_WHAT YOU NEED TO DO_. What is the number of lines in the data that hold the string "social"? Reply with that number only.

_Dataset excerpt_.
--------
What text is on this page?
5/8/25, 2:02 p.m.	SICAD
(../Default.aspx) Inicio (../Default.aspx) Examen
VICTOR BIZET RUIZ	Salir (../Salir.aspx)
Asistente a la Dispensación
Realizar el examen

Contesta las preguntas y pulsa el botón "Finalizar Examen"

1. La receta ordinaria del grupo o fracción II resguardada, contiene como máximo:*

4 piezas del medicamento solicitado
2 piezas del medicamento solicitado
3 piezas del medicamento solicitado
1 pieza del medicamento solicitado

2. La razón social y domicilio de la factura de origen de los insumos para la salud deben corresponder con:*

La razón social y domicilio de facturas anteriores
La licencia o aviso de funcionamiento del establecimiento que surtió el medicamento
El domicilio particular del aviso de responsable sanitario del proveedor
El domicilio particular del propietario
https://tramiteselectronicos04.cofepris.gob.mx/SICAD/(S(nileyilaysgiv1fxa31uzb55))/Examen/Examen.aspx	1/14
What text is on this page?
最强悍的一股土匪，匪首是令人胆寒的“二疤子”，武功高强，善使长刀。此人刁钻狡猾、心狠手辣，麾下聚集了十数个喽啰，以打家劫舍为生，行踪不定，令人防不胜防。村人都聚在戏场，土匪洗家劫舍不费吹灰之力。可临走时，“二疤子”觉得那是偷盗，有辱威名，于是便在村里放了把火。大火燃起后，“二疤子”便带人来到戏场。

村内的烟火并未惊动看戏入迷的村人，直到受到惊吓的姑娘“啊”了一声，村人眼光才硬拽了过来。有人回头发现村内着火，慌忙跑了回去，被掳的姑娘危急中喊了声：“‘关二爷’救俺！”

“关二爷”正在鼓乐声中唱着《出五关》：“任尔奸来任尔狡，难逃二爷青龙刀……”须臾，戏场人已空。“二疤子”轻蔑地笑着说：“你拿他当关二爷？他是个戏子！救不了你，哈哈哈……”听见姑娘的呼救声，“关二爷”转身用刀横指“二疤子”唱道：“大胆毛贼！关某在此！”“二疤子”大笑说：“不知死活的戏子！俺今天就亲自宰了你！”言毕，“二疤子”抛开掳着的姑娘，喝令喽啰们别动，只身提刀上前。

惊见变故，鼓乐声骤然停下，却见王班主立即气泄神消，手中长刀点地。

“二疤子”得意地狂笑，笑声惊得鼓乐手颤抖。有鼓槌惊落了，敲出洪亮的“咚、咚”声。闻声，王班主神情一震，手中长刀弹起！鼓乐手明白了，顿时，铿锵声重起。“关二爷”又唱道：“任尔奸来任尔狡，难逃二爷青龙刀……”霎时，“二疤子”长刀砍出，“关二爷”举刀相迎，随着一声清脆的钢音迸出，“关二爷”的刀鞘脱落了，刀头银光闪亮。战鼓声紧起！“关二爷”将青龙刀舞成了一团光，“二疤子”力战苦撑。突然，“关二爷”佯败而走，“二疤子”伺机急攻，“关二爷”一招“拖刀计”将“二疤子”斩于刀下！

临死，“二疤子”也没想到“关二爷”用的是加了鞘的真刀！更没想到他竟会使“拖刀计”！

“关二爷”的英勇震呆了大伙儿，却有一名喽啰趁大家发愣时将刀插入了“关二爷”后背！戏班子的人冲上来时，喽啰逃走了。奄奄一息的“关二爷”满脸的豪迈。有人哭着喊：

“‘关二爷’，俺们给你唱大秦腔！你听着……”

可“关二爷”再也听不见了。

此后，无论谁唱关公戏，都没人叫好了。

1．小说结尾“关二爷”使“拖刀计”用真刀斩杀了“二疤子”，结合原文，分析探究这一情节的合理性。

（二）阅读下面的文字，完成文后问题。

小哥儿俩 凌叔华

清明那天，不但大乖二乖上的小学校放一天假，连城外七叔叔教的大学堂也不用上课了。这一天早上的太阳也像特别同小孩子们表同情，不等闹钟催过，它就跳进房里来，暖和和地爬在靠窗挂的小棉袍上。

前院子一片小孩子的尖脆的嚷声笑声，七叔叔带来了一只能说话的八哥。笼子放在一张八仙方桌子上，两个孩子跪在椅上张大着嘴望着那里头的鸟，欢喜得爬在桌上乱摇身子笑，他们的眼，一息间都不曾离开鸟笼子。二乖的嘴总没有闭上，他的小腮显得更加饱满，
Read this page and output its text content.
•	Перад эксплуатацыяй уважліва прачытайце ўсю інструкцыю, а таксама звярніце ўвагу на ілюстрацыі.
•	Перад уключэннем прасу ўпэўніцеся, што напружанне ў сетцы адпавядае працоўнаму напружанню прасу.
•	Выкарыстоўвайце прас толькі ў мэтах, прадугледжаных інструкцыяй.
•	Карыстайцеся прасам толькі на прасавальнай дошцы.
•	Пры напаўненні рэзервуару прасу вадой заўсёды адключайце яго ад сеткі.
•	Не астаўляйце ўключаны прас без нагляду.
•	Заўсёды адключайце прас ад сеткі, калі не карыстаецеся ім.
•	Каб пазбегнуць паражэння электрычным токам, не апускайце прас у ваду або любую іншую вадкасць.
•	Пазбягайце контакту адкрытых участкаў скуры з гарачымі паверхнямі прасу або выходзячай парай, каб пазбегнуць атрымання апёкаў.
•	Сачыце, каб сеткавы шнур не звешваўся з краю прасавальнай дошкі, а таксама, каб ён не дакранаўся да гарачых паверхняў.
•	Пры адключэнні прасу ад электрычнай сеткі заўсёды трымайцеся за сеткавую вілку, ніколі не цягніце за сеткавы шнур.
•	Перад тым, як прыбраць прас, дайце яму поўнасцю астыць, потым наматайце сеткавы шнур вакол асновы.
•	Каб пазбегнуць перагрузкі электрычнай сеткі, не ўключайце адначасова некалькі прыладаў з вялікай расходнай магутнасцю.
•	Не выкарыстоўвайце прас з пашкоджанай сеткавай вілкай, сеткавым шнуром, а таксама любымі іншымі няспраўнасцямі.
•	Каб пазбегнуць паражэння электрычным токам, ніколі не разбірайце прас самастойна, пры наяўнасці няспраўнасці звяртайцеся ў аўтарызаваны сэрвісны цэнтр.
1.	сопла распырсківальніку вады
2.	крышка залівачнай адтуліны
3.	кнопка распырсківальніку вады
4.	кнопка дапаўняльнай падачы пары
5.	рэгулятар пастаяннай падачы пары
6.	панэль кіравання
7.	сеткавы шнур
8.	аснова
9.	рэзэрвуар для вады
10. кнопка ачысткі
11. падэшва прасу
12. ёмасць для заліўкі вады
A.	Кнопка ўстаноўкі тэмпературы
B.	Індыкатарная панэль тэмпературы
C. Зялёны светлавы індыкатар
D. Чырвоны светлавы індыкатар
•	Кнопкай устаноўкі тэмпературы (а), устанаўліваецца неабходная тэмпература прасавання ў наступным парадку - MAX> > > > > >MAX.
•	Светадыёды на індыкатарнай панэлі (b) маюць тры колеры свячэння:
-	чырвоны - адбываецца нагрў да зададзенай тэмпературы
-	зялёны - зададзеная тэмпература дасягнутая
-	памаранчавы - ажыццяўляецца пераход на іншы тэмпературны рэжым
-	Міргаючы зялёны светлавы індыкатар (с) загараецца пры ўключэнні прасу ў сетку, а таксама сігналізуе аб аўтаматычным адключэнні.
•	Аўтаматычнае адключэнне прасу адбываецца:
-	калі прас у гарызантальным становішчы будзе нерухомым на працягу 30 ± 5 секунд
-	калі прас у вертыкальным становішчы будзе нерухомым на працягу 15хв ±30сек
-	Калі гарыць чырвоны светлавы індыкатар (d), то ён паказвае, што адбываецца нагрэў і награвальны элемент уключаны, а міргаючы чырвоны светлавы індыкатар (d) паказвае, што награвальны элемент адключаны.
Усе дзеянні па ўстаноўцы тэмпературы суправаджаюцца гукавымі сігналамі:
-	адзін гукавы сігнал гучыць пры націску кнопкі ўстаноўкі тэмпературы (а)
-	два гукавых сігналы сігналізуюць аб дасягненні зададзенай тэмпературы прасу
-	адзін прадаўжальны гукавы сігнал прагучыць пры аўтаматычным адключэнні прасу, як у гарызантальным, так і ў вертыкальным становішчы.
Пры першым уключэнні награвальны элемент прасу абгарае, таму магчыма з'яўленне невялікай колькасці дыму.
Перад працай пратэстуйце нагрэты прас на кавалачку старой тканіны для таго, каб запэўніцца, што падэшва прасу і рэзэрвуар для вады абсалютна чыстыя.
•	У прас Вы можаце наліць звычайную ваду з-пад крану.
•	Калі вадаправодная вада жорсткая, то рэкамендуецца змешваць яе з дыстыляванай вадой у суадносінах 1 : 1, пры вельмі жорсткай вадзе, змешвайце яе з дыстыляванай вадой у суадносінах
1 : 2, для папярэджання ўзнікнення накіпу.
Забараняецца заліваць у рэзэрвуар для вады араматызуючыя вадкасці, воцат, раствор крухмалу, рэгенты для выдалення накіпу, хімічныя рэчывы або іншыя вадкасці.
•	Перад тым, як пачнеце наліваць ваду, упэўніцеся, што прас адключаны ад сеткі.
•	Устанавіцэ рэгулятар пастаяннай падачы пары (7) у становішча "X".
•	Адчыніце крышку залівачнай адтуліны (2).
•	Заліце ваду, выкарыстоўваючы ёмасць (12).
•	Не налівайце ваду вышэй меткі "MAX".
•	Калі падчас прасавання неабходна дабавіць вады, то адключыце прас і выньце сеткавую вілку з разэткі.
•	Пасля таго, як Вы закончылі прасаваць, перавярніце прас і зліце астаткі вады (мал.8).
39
--------
_FINISHED TASK_. 2